The records below must be copied in full; omit the images.
::: Provided entries :::
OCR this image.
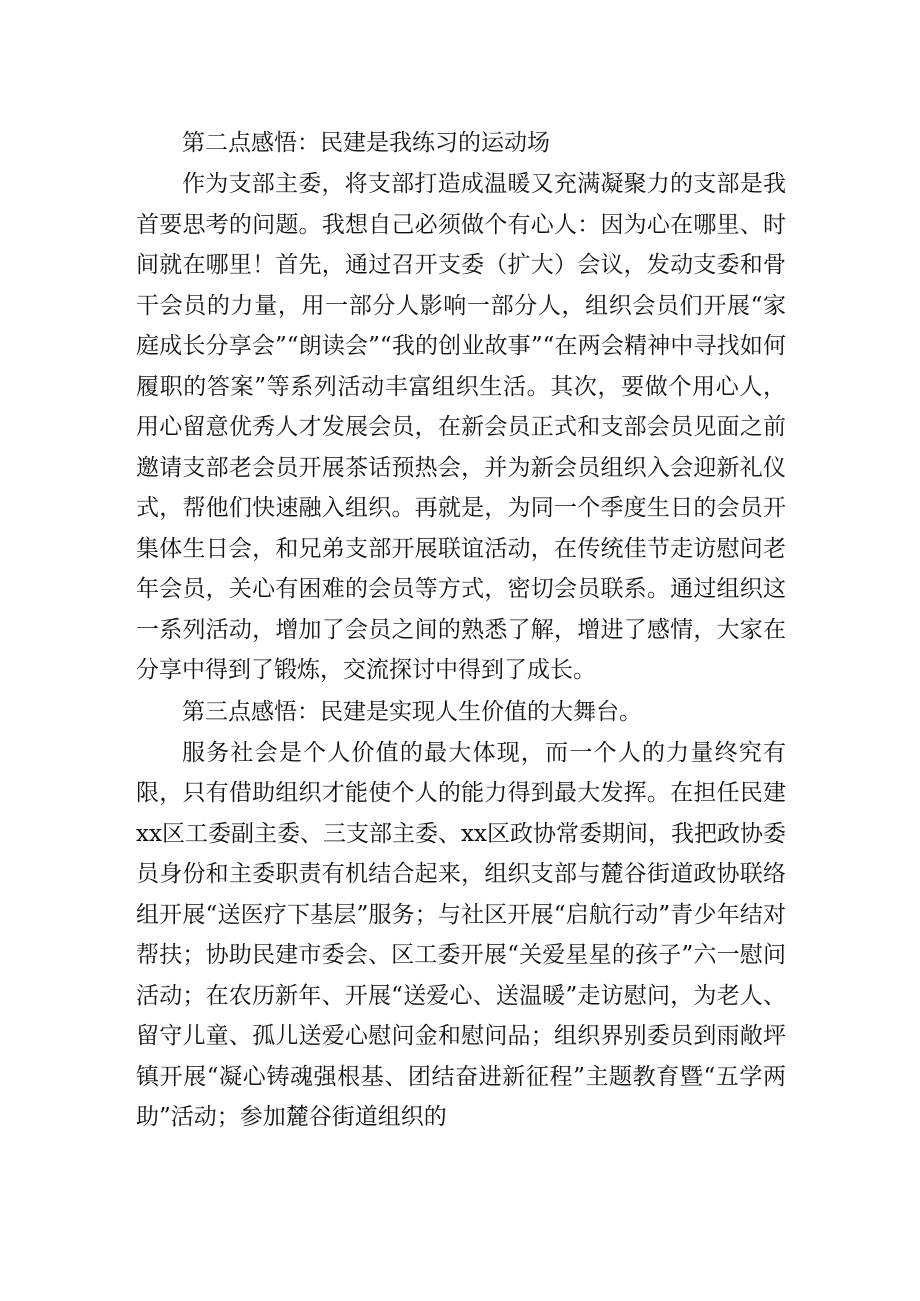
第二点感悟：民建是我练习的运动场

作为支部主委，将支部打造成温暖又充满凝聚力的支部是我首要思考的问题。我想自己必须做个有心人：因为心在哪里、时间就在哪里！首先，通过召开支委（扩大）会议，发动支委和骨干会员的力量，用一部分人影响一部分人，组织会员们开展“家庭成长分享会”“朗读会”“我的创业故事”“在两会精神中寻找如何履职的答案”等系列活动丰富组织生活。其次，要做个用心人，用心留意优秀人才发展会员，在新会员正式和支部会员见面之前邀请支部老会员开展茶话预热会，并为新会员组织入会迎新礼仪式，帮他们快速融入组织。再就是，为同一个季度生日的会员开集体生日会，和兄弟支部开展联谊活动，在传统佳节走访慰问老年会员，关心有困难的会员等方式，密切会员联系。通过组织这一系列活动，增加了会员之间的熟悉了解，增进了感情，大家在分享中得到了锻炼，交流探讨中得到了成长。

第三点感悟：民建是实现人生价值的大舞台。

服务社会是个人价值的最大体现，而一个人的力量终究有限，只有借助组织才能使个人的能力得到最大发挥。在担任民建xx区工委副主委、三支部主委、xx区政协常委期间，我把政协委员身份和主委职责有机结合起来，组织支部与麓谷街道政协联络组开展“送医疗下基层”服务；与社区开展“启航行动”青少年结对帮扶；协助民建市委会、区工委开展“关爱星星的孩子”六一慰问活动；在农历新年、开展“送爱心、送温暖”走访慰问，为老人、留守儿童、孤儿送爱心慰问金和慰问品；组织界别委员到雨敞坪镇开展“凝心铸魂强根基、团结奋进新征程”主题教育暨“五学两助”活动；参加麓谷街道组织的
:::
* [The answer]:
OCR this image.
第二点感悟：民建是我练习的运动场

作为支部主委，将支部打造成温暖又充满凝聚力的支部是我首要思考的问题。我想自己必须做个有心人：因为心在哪里、时间就在哪里！首先，通过召开支委（扩大）会议，发动支委和骨干会员的力量，用一部分人影响一部分人，组织会员们开展“家庭成长分享会”“朗读会”“我的创业故事”“在两会精神中寻找如何履职的答案”等系列活动丰富组织生活。其次，要做个用心人，用心留意优秀人才发展会员，在新会员正式和支部会员见面之前邀请支部老会员开展茶话预热会，并为新会员组织入会迎新礼仪式，帮他们快速融入组织。再就是，为同一个季度生日的会员开集体生日会，和兄弟支部开展联谊活动，在传统佳节走访慰问老年会员，关心有困难的会员等方式，密切会员联系。通过组织这一系列活动，增加了会员之间的熟悉了解，增进了感情，大家在分享中得到了锻炼，交流探讨中得到了成长。

第三点感悟：民建是实现人生价值的大舞台。

服务社会是个人价值的最大体现，而一个人的力量终究有限，只有借助组织才能使个人的能力得到最大发挥。在担任民建xx区工委副主委、三支部主委、xx区政协常委期间，我把政协委员身份和主委职责有机结合起来，组织支部与麓谷街道政协联络组开展“送医疗下基层”服务；与社区开展“启航行动”青少年结对帮扶；协助民建市委会、区工委开展“关爱星星的孩子”六一慰问活动；在农历新年、开展“送爱心、送温暖”走访慰问，为老人、留守儿童、孤儿送爱心慰问金和慰问品；组织界别委员到雨敞坪镇开展“凝心铸魂强根基、团结奋进新征程”主题教育暨“五学两助”活动；参加麓谷街道组织的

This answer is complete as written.